> **Supplied information**
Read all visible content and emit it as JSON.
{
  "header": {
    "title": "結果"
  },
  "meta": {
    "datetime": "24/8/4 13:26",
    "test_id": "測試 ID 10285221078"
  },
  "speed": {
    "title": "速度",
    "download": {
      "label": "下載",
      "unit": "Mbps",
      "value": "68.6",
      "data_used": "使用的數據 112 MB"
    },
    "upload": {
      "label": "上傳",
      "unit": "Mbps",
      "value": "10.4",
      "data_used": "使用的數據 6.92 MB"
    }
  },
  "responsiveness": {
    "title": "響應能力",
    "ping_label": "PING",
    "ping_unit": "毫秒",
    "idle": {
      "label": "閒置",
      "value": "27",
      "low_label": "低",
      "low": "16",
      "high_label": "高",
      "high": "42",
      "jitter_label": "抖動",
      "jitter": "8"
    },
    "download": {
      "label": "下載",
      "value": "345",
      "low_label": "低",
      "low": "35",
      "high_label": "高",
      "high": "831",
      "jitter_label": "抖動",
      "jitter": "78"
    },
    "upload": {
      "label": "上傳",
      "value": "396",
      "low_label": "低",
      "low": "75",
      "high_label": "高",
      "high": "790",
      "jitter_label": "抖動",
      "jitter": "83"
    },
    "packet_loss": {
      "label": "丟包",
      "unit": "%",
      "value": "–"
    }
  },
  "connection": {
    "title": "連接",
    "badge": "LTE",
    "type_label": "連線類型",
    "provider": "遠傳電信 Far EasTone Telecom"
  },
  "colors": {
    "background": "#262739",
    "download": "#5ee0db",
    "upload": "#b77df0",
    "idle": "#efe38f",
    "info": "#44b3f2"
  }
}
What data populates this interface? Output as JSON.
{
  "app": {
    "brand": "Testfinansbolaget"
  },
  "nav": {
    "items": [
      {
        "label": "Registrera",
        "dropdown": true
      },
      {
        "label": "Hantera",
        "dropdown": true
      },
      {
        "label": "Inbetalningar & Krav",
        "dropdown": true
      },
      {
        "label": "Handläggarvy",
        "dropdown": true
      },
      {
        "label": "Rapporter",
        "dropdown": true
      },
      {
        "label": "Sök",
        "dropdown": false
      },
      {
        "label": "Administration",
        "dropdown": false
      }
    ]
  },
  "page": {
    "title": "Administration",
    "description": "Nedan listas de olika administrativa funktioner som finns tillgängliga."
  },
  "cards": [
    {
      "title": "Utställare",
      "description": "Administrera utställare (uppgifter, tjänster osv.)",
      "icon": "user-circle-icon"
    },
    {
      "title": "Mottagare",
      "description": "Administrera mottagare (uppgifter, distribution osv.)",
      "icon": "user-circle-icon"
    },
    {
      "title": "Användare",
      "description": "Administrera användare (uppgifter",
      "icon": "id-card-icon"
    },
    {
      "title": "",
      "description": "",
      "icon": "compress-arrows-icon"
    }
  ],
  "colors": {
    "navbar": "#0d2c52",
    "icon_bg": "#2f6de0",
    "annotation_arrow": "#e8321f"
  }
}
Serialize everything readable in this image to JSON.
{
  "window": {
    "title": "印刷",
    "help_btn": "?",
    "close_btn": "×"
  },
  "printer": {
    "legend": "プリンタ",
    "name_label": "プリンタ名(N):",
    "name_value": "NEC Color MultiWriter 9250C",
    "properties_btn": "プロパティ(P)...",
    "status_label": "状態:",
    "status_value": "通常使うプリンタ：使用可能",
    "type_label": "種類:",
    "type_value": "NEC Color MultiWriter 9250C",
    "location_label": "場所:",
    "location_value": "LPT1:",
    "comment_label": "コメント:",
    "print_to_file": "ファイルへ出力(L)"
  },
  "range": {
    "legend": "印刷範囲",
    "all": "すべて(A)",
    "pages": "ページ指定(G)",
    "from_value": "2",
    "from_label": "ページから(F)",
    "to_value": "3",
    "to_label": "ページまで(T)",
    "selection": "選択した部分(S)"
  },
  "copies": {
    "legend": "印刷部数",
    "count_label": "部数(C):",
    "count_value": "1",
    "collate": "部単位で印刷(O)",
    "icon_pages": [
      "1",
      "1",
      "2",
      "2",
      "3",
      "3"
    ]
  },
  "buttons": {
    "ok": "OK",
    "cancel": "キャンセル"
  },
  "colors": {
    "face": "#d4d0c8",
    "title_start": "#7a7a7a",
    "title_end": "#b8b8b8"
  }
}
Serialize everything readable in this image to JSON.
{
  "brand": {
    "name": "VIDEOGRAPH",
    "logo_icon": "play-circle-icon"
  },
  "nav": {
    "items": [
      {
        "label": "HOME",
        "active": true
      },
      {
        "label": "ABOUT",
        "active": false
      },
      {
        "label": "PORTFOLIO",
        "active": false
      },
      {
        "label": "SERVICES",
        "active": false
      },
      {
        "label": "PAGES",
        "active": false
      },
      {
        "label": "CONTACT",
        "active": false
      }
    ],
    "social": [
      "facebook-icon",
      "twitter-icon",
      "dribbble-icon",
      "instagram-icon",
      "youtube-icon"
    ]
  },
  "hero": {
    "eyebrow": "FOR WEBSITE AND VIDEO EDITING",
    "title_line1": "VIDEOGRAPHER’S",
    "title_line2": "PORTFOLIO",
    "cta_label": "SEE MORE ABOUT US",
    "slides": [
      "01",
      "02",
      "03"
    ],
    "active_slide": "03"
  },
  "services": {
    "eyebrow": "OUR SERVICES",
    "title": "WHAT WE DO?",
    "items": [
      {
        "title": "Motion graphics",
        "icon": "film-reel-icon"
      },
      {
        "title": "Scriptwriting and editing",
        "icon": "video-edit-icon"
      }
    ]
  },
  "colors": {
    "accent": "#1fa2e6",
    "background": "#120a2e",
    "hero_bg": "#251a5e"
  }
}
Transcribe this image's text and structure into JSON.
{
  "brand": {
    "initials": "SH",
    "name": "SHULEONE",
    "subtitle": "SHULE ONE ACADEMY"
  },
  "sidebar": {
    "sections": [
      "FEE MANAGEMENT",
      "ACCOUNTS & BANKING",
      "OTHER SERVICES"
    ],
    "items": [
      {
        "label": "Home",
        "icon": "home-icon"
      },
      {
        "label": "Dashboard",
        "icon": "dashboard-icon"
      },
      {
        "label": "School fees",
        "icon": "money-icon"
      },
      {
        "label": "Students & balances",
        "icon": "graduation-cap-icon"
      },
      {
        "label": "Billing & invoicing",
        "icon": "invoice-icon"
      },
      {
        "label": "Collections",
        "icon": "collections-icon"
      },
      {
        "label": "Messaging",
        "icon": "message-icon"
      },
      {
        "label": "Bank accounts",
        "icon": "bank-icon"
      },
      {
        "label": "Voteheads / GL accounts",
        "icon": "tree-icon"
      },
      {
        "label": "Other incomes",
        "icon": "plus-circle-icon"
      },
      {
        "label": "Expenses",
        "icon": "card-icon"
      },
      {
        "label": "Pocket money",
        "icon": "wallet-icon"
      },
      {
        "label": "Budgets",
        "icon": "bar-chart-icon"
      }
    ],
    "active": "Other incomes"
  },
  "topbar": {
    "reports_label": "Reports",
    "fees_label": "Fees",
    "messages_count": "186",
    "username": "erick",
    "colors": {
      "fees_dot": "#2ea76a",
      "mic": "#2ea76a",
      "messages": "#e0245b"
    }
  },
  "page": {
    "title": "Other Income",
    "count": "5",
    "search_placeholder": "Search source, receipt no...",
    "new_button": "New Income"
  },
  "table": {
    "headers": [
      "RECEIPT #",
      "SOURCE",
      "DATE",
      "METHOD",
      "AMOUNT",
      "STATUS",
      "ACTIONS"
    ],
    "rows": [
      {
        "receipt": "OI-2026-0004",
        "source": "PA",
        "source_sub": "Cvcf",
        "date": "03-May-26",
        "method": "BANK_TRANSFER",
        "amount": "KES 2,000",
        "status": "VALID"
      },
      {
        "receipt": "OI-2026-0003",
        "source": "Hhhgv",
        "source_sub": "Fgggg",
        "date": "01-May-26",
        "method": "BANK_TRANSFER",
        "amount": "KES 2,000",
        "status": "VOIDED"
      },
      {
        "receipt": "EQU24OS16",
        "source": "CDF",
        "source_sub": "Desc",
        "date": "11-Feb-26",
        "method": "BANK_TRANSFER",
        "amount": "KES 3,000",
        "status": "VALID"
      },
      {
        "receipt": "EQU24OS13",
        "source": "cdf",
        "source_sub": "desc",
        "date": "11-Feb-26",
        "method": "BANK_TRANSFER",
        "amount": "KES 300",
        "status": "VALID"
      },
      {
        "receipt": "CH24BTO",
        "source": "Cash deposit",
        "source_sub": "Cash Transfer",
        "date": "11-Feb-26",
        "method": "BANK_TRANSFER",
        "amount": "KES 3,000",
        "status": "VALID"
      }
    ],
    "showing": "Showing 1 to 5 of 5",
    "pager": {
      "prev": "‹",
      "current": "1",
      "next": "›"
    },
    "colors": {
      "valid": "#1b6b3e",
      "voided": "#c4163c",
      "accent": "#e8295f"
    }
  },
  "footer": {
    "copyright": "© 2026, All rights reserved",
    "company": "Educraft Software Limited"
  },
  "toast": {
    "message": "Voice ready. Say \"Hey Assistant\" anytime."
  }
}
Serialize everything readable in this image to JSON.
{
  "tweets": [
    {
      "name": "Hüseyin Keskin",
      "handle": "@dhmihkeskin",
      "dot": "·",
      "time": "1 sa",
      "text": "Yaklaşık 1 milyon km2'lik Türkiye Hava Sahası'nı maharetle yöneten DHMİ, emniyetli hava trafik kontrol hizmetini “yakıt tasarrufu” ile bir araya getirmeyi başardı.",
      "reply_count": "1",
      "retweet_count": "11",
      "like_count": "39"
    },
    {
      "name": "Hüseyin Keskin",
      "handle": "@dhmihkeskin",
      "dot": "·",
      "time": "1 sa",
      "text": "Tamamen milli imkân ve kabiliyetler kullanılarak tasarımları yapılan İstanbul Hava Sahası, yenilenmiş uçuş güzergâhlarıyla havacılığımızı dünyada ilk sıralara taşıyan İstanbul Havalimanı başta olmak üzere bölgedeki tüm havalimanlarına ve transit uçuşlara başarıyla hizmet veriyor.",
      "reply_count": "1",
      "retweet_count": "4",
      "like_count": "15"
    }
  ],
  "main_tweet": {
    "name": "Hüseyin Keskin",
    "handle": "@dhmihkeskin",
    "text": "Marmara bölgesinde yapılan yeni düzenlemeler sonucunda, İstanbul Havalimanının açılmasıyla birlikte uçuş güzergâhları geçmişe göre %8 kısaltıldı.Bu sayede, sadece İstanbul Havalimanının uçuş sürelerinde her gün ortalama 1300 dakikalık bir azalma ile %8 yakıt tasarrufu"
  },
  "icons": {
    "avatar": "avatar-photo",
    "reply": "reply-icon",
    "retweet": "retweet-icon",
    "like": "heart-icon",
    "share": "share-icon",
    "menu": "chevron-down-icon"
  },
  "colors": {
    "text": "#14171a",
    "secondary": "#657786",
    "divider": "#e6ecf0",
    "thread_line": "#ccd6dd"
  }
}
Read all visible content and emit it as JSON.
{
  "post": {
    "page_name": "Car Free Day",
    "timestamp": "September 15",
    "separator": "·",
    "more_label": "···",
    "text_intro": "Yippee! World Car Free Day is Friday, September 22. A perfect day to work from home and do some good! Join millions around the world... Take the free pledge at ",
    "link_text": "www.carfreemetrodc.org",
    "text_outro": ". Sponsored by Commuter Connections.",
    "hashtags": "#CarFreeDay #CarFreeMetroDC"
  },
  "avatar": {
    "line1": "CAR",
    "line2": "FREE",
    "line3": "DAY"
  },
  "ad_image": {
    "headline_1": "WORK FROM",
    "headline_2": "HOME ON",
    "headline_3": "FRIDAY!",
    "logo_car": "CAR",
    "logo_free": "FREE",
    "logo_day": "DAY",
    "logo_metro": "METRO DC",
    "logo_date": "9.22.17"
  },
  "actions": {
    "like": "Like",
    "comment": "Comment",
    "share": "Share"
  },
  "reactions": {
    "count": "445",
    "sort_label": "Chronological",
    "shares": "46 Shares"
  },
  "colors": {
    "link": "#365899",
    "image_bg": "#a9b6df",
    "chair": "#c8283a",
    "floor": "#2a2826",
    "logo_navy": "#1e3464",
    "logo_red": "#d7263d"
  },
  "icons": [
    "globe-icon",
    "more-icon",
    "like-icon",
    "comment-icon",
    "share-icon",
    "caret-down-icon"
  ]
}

> **Given exercise**
Search the records for the word "circle" and copy every line where it occurs.

> **Complete output**
      "icon": "user-circle-icon"
      "icon": "user-circle-icon"
    "logo_icon": "play-circle-icon"
        "icon": "plus-circle-icon"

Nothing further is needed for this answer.